(To be done) Scan the following material for the string "lips" and copy each line in which it appears.

Dataset records
************
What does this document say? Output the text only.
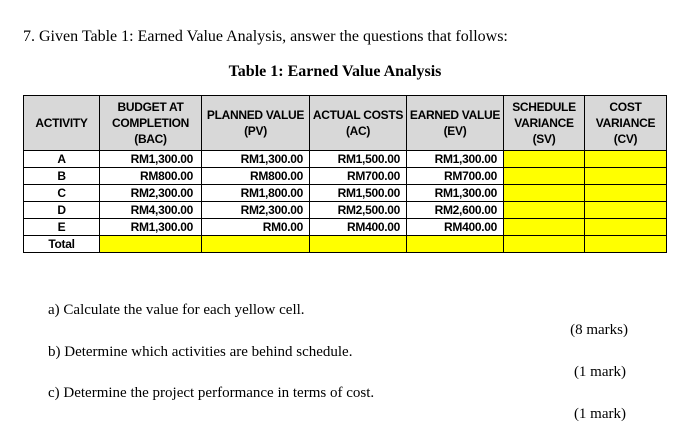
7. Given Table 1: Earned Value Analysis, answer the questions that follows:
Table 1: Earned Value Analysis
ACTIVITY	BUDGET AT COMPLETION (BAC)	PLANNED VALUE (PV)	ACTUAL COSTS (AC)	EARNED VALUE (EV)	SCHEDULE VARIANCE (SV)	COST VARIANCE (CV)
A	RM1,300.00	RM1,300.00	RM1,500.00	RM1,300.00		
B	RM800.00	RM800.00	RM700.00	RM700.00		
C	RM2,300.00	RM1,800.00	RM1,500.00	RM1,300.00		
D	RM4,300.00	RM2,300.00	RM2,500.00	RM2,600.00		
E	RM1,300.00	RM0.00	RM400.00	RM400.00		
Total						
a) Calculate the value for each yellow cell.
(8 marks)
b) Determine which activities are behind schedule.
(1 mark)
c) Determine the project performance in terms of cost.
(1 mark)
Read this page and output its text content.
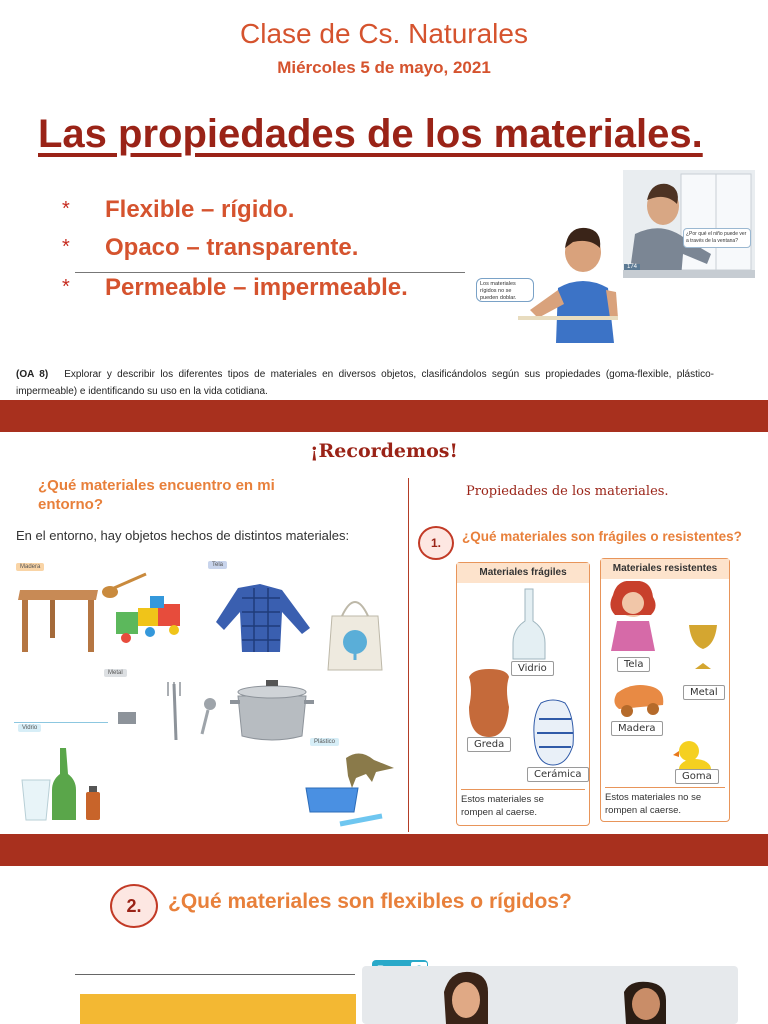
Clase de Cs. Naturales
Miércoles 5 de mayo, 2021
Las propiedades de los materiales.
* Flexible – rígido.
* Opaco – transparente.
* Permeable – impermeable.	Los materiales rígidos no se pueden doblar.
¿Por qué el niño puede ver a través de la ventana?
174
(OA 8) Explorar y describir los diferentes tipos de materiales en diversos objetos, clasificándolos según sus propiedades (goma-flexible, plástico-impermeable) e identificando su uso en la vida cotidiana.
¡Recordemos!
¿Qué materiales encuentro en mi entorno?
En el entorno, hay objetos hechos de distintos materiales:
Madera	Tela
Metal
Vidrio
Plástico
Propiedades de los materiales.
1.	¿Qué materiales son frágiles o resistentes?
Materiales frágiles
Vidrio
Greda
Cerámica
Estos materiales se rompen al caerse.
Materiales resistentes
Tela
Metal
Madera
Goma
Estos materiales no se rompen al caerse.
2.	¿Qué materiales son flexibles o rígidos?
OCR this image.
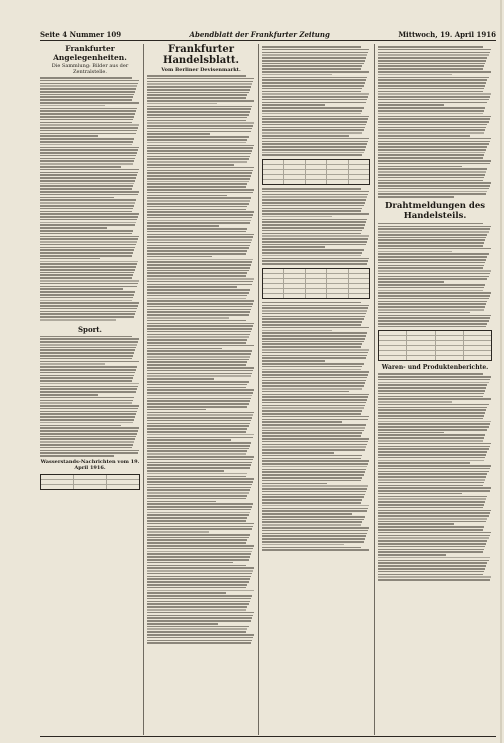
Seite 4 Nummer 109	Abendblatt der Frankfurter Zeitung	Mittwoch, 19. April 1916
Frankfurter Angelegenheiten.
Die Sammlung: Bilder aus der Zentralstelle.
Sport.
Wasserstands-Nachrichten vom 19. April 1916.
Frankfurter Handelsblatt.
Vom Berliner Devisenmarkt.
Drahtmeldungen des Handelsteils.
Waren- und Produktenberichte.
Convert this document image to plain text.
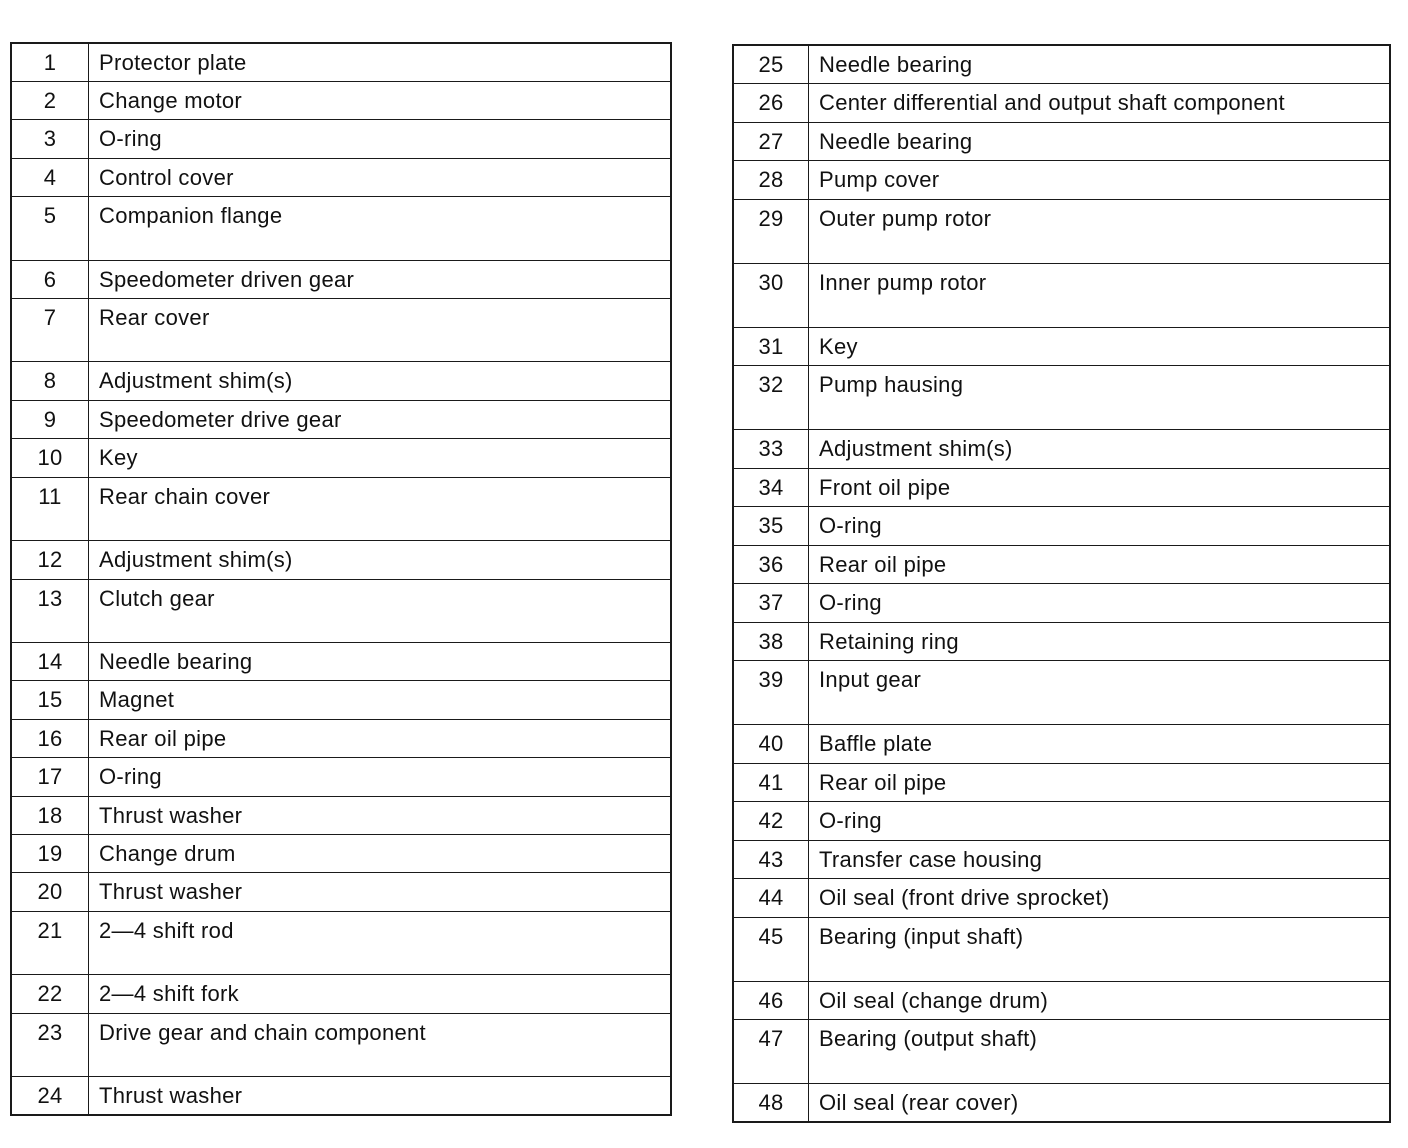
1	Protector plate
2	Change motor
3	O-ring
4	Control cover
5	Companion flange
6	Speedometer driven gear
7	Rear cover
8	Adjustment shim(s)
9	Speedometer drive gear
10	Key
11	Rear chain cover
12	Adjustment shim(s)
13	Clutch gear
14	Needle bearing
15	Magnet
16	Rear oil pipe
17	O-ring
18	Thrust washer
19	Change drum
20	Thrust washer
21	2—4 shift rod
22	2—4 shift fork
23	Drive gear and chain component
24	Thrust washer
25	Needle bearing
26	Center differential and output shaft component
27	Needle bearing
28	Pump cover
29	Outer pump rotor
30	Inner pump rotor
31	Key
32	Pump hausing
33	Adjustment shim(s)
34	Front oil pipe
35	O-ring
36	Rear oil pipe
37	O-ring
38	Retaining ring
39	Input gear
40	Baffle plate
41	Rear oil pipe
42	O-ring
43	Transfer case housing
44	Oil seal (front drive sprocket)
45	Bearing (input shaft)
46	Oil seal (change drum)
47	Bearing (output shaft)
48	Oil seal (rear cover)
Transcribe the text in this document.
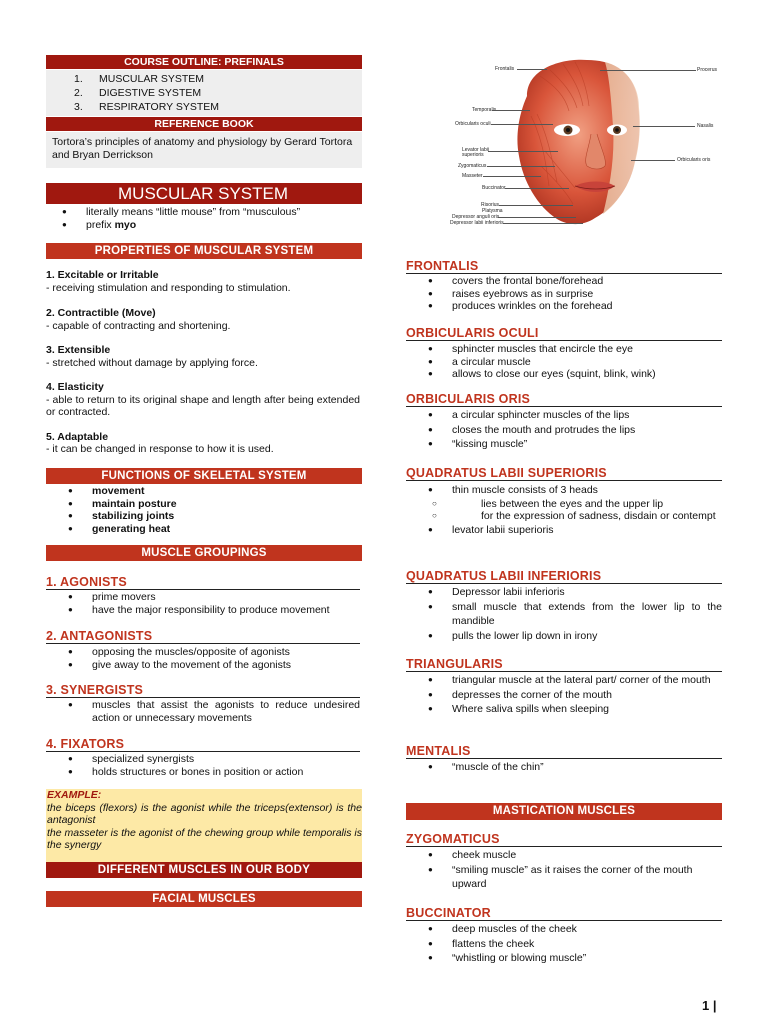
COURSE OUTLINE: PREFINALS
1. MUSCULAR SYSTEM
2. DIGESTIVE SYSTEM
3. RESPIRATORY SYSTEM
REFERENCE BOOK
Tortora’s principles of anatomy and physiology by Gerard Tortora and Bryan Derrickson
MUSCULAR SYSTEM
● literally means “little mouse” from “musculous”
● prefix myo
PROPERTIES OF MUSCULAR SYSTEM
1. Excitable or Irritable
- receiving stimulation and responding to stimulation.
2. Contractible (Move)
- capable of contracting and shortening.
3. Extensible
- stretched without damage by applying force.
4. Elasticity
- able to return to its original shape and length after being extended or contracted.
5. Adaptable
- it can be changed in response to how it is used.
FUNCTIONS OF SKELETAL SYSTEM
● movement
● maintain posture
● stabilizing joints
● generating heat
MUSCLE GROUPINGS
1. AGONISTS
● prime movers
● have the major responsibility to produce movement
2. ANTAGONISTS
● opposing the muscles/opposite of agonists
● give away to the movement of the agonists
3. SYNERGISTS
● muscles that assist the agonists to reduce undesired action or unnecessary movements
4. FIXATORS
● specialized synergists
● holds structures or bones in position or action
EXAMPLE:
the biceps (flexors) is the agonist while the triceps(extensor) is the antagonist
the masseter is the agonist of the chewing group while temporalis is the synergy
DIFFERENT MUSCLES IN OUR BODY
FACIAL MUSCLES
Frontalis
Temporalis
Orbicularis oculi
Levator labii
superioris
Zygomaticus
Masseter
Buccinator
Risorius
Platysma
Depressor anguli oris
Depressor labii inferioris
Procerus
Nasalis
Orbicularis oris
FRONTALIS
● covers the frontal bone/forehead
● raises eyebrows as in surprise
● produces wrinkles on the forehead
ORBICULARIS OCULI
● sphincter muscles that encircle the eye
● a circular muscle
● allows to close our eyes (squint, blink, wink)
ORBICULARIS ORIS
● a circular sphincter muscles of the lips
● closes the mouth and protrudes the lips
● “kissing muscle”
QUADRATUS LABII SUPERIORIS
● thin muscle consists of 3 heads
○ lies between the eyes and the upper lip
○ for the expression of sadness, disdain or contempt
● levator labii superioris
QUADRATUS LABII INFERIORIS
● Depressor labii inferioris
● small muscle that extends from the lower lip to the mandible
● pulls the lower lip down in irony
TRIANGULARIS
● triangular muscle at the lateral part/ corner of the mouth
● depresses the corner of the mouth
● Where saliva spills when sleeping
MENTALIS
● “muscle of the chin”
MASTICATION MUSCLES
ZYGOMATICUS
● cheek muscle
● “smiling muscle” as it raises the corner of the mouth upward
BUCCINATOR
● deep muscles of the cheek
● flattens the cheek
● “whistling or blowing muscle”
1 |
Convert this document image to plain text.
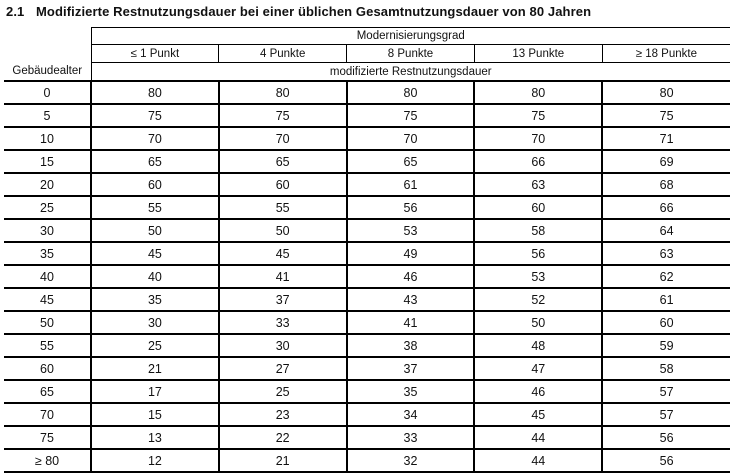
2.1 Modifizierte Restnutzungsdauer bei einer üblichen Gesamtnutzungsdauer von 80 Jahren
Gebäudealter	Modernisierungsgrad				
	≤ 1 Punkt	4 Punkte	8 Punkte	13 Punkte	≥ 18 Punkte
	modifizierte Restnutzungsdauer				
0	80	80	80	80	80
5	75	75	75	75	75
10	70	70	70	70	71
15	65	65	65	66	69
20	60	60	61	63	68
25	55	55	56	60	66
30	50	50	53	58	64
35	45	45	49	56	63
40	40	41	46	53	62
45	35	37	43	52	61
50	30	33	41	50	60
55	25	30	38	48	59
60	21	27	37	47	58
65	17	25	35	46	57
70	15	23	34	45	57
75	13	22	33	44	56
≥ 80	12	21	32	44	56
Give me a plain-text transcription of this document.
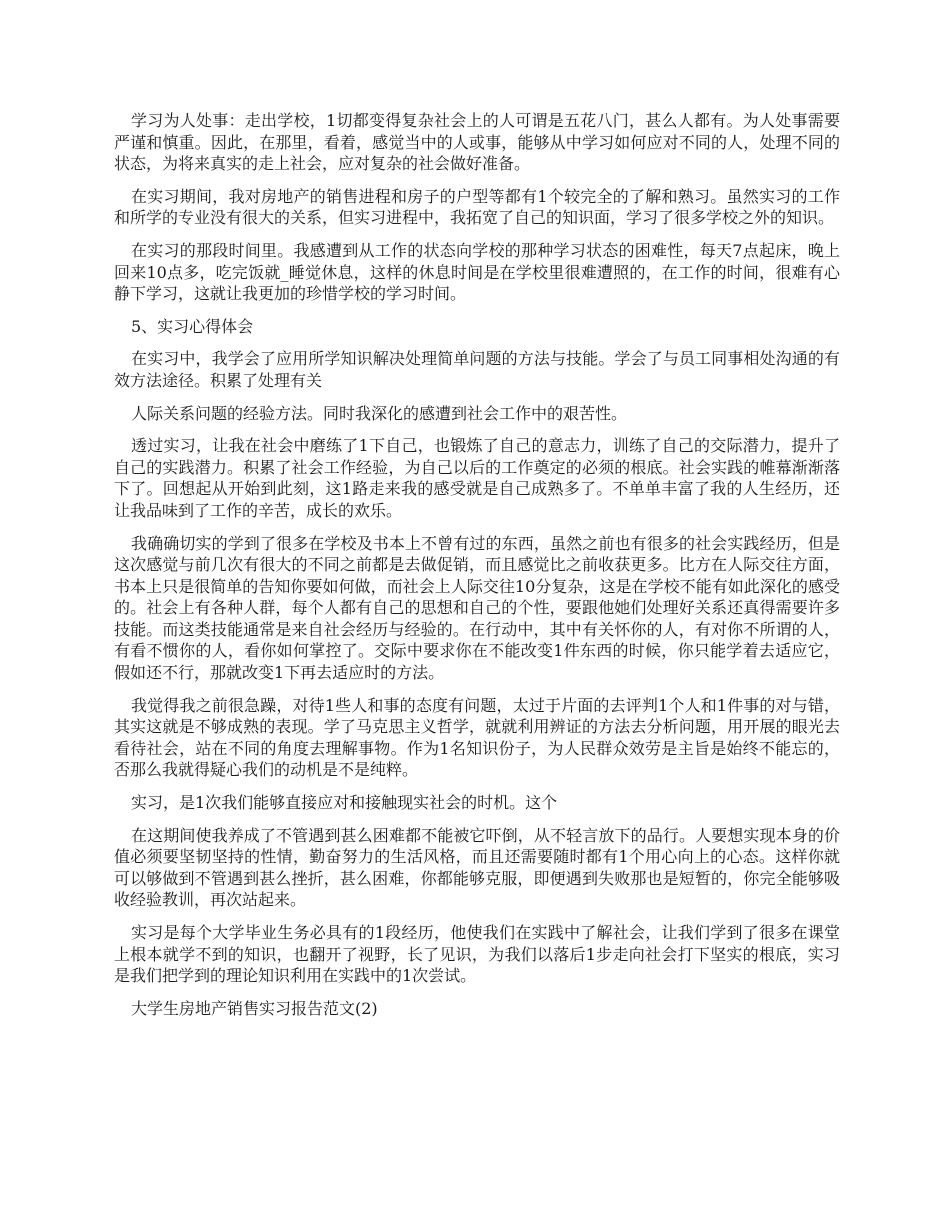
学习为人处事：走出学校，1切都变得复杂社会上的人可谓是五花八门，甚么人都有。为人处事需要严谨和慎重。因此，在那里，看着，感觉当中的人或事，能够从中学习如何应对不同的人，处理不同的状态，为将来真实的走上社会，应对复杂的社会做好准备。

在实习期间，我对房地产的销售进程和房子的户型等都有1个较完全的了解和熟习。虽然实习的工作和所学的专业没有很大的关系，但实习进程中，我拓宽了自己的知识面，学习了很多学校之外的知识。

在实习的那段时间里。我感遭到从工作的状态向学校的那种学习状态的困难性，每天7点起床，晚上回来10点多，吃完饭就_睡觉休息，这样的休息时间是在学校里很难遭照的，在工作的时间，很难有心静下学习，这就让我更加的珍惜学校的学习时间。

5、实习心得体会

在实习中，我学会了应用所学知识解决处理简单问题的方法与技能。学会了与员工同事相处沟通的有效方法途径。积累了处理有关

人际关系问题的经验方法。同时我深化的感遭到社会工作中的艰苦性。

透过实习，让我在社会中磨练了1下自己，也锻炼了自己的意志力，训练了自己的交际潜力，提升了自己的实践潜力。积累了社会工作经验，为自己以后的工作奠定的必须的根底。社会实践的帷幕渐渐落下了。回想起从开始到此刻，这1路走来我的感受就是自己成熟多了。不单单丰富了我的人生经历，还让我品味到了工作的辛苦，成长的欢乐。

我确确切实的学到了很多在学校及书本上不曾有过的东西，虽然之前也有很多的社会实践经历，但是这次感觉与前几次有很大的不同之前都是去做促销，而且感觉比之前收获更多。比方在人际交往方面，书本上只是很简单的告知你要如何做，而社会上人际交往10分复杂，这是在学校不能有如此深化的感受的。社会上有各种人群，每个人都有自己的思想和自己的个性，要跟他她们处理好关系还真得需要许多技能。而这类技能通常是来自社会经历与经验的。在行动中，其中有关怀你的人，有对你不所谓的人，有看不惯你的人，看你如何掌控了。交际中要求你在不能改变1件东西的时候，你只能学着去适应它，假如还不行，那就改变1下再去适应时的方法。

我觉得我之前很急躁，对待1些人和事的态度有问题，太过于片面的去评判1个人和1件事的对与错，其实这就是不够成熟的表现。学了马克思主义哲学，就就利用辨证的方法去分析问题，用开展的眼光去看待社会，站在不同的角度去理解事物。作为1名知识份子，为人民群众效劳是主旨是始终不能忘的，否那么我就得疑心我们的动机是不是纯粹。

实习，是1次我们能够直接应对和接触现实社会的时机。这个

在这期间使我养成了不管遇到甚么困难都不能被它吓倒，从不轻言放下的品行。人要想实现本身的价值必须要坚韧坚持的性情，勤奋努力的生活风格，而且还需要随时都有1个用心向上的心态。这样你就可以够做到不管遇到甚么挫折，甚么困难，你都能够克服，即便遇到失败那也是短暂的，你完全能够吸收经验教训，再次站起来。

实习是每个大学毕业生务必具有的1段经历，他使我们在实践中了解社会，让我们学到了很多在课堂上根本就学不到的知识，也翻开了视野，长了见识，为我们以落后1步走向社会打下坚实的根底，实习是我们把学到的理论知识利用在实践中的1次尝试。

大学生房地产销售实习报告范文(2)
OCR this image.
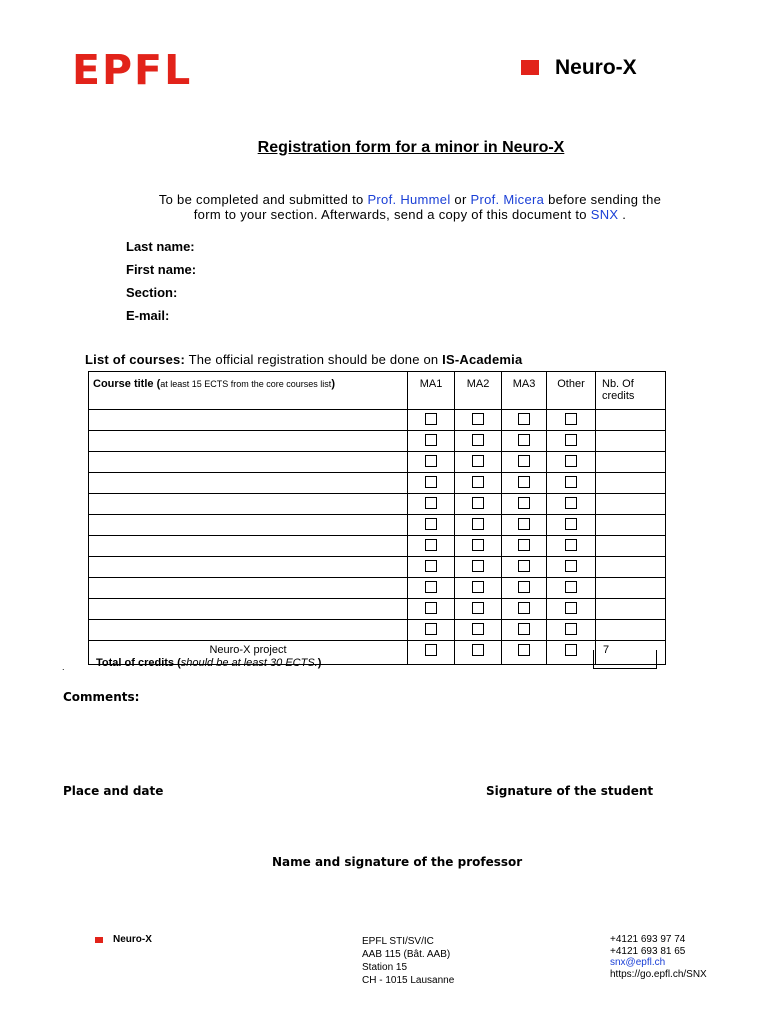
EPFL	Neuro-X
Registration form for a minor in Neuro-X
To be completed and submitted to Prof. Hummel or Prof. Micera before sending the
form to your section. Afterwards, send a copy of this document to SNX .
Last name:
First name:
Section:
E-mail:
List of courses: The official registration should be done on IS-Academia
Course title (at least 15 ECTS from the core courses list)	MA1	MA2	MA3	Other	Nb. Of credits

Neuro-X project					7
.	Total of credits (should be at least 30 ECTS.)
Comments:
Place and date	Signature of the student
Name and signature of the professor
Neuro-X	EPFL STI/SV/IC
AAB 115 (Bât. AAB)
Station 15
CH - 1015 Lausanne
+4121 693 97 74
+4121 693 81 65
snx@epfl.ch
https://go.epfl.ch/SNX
************
(Answer below)
● a circular sphincter muscles of the lips
● closes the mouth and protrudes the lips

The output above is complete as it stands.